- _GOAL OF THE EXERCISE_: Find every line containing the word "Длина" and report the count, nothing more.

-- Begin --

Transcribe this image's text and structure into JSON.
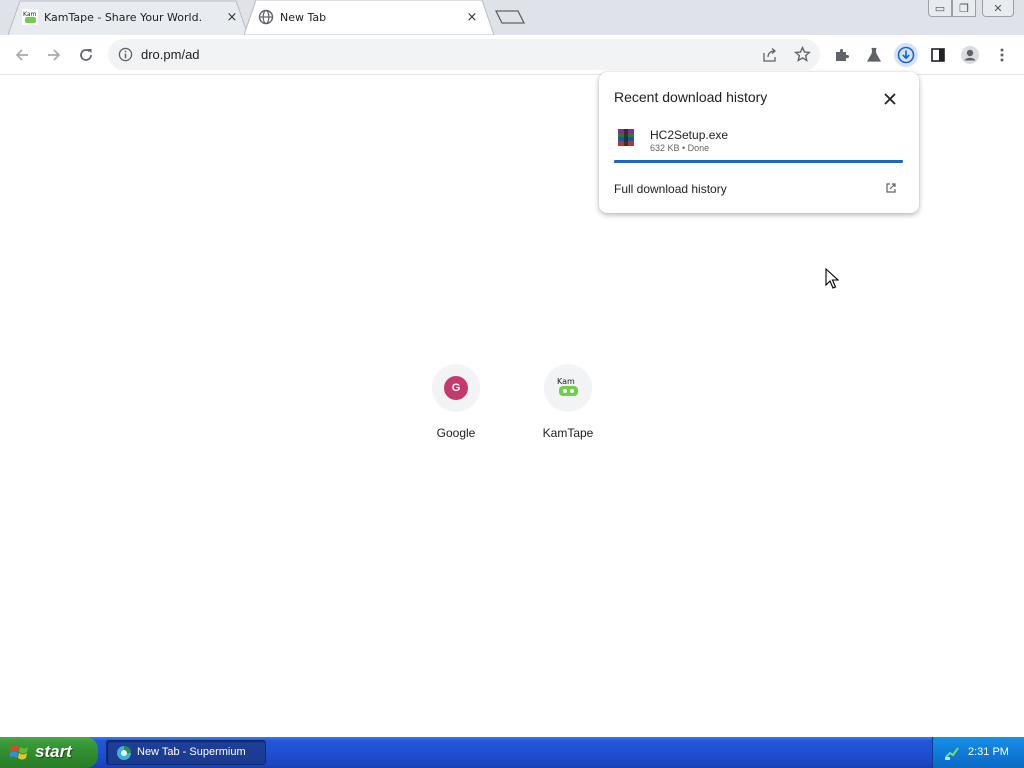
{
  "tabs": [
    {
      "title": "KamTape - Share Your World.",
      "active": false,
      "close": "×"
    },
    {
      "title": "New Tab",
      "active": true,
      "close": "×"
    }
  ],
  "window_controls": {
    "minimize": "▭",
    "restore": "❐",
    "close": "✕"
  },
  "toolbar": {
    "url": "dro.pm/ad",
    "icons": [
      "back-icon",
      "forward-icon",
      "reload-icon",
      "site-info-icon",
      "share-icon",
      "bookmark-star-icon",
      "extensions-icon",
      "labs-icon",
      "download-icon",
      "side-panel-icon",
      "profile-icon",
      "menu-icon"
    ]
  },
  "download_popup": {
    "title": "Recent download history",
    "items": [
      {
        "name": "HC2Setup.exe",
        "status": "632 KB • Done",
        "progress": 1.0
      }
    ],
    "full_history_label": "Full download history"
  },
  "shortcuts": [
    {
      "label": "Google",
      "letter": "G"
    },
    {
      "label": "KamTape"
    }
  ],
  "taskbar": {
    "start_label": "start",
    "task_label": "New Tab - Supermium",
    "clock": "2:31 PM"
  },
  "colors": {
    "accent": "#1a67c8",
    "tabstrip": "#dfe3e9",
    "google_badge": "#c43a6f",
    "taskbar": "#1f4fd2",
    "start_button": "#3b9b39"
  }
}
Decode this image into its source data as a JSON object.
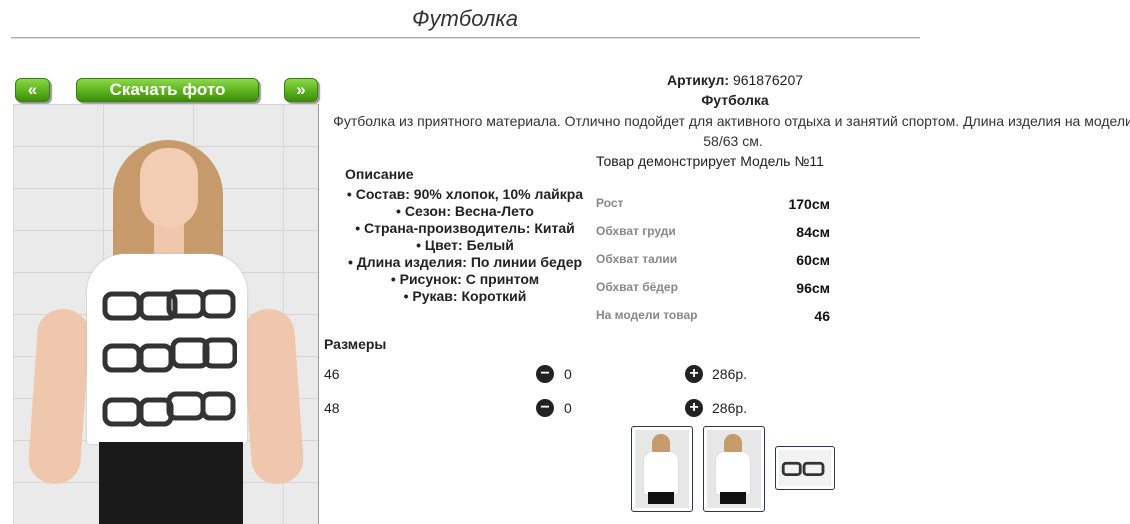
{
  "page": {
    "title": "Футболка"
  },
  "nav": {
    "prev_label": "«",
    "download_label": "Скачать фото",
    "next_label": "»"
  },
  "product": {
    "article_label": "Артикул:",
    "article_value": "961876207",
    "name": "Футболка",
    "description": "Футболка из приятного материала. Отлично подойдет для активного отдыха и занятий спортом. Длина изделия на модели 58/63 см.",
    "model_note": "Товар демонстрирует Модель №11"
  },
  "description_section": {
    "heading": "Описание",
    "items": [
      "Состав: 90% хлопок, 10% лайкра",
      "Сезон: Весна-Лето",
      "Страна-производитель: Китай",
      "Цвет: Белый",
      "Длина изделия: По линии бедер",
      "Рисунок: С принтом",
      "Рукав: Короткий"
    ]
  },
  "measurements": [
    {
      "label": "Рост",
      "value": "170см"
    },
    {
      "label": "Обхват груди",
      "value": "84см"
    },
    {
      "label": "Обхват талии",
      "value": "60см"
    },
    {
      "label": "Обхват бёдер",
      "value": "96см"
    },
    {
      "label": "На модели товар",
      "value": "46"
    }
  ],
  "sizes": {
    "heading": "Размеры",
    "rows": [
      {
        "size": "46",
        "qty": "0",
        "price": "286р."
      },
      {
        "size": "48",
        "qty": "0",
        "price": "286р."
      }
    ],
    "minus_icon": "minus-circle-icon",
    "plus_icon": "plus-circle-icon"
  }
}
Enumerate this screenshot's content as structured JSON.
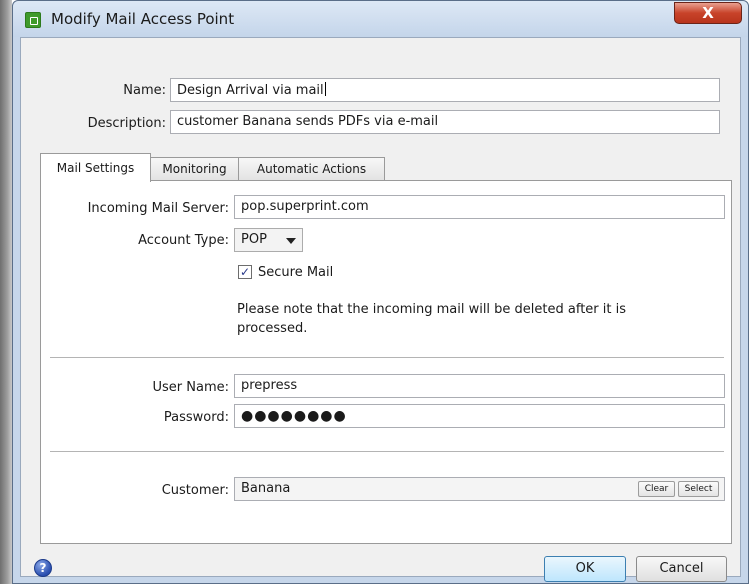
{
  "window": {
    "title": "Modify Mail Access Point",
    "close_label": "X"
  },
  "header_fields": {
    "name_label": "Name:",
    "name_value": "Design Arrival via mail",
    "description_label": "Description:",
    "description_value": "customer Banana sends PDFs via e-mail"
  },
  "tabs": [
    {
      "label": "Mail Settings",
      "active": true
    },
    {
      "label": "Monitoring",
      "active": false
    },
    {
      "label": "Automatic Actions",
      "active": false
    }
  ],
  "mail_settings": {
    "server_label": "Incoming Mail Server:",
    "server_value": "pop.superprint.com",
    "account_type_label": "Account Type:",
    "account_type_value": "POP",
    "secure_mail_label": "Secure Mail",
    "secure_mail_checked": true,
    "note_line1": "Please note that the incoming mail will be deleted after it is",
    "note_line2": "processed.",
    "username_label": "User Name:",
    "username_value": "prepress",
    "password_label": "Password:",
    "password_value": "●●●●●●●●",
    "customer_label": "Customer:",
    "customer_value": "Banana",
    "clear_label": "Clear",
    "select_label": "Select"
  },
  "footer": {
    "help_glyph": "?",
    "ok_label": "OK",
    "cancel_label": "Cancel"
  },
  "colors": {
    "window_frame": "#c6d6ea",
    "dialog_bg": "#f0f0f0",
    "close_button": "#c8432a",
    "app_icon": "#3f9a2b",
    "help_icon": "#2a4fb0"
  },
  "icons": {
    "app": "app-icon",
    "help": "help-icon",
    "dropdown": "chevron-down-icon",
    "check": "checkmark-icon"
  }
}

-- End --

- _EXERCISE OUTPUT_: 2